Task to carry out: Count how many lines mention the word "słuchacza". Write that number alone.
— begin Items —
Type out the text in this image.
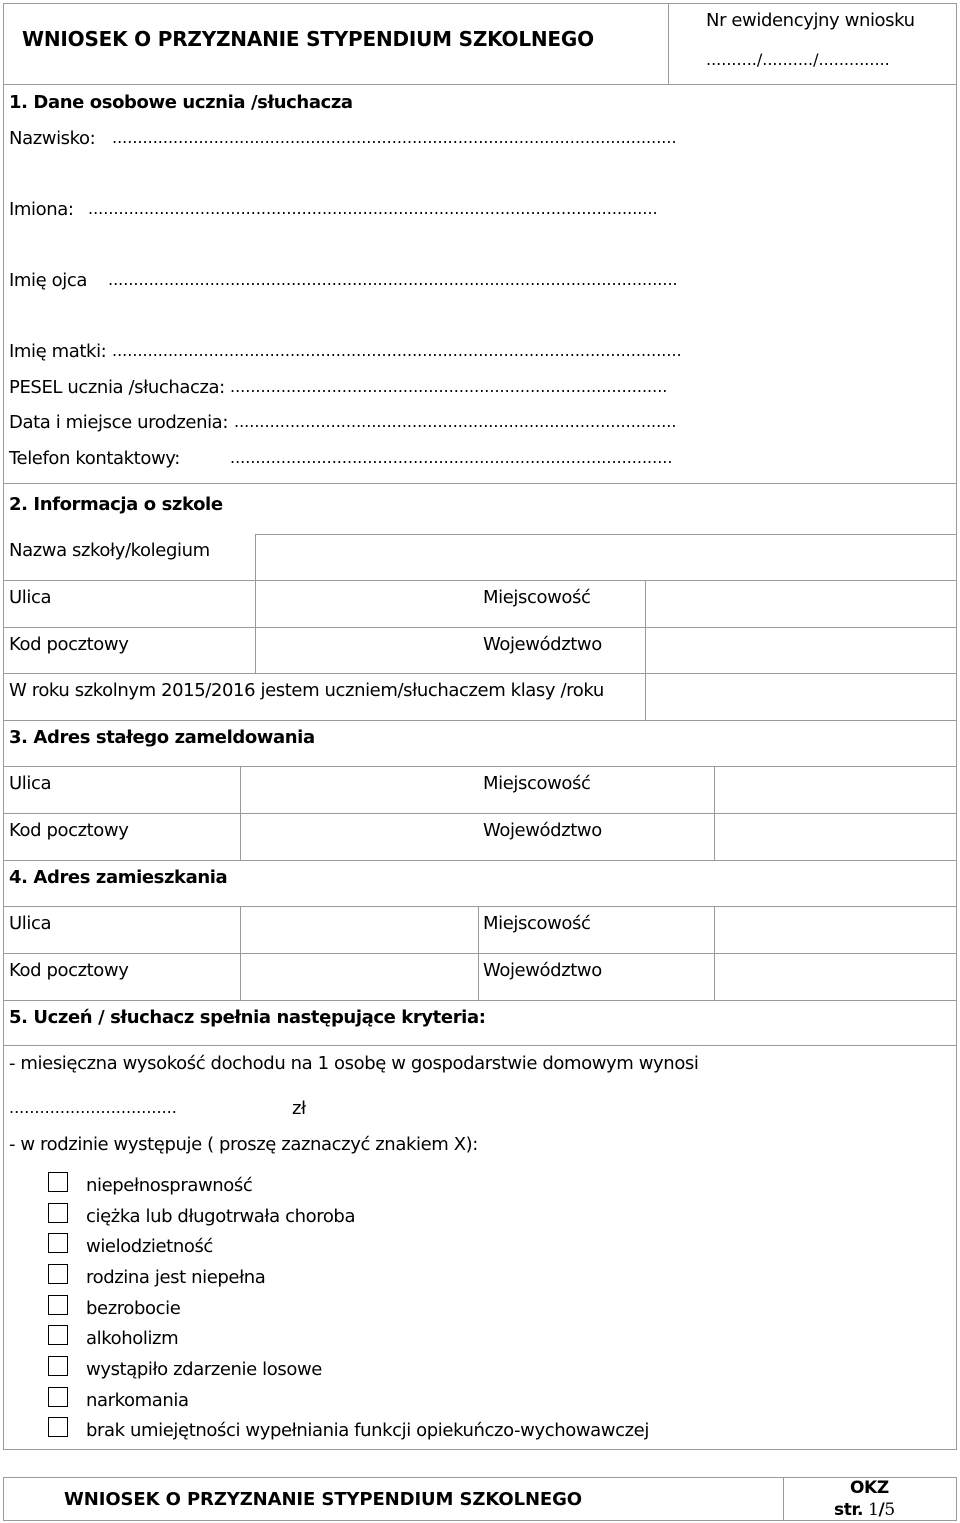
WNIOSEK O PRZYZNANIE STYPENDIUM SZKOLNEGO
Nr ewidencyjny wniosku
........../........../..............
1. Dane osobowe ucznia /słuchacza
Nazwisko: ...............................................................................................................
Imiona: ................................................................................................................
Imię ojca ................................................................................................................
Imię matki: ................................................................................................................
PESEL ucznia /słuchacza: ......................................................................................
Data i miejsce urodzenia: .......................................................................................
Telefon kontaktowy:	.......................................................................................
2. Informacja o szkole
Nazwa szkoły/kolegium
Ulica	Miejscowość
Kod pocztowy	Województwo
W roku szkolnym 2015/2016 jestem uczniem/słuchaczem klasy /roku
3. Adres stałego zameldowania
Ulica	Miejscowość
Kod pocztowy	Województwo
4. Adres zamieszkania
Ulica	Miejscowość
Kod pocztowy	Województwo
5. Uczeń / słuchacz spełnia następujące kryteria:
- miesięczna wysokość dochodu na 1 osobę w gospodarstwie domowym wynosi
.................................	zł
- w rodzinie występuje ( proszę zaznaczyć znakiem X):
niepełnosprawność
ciężka lub długotrwała choroba
wielodzietność
rodzina jest niepełna
bezrobocie
alkoholizm
wystąpiło zdarzenie losowe
narkomania
brak umiejętności wypełniania funkcji opiekuńczo-wychowawczej
WNIOSEK O PRZYZNANIE STYPENDIUM SZKOLNEGO
OKZ
str. 1/5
— end Items —
Answer for this exercise: 2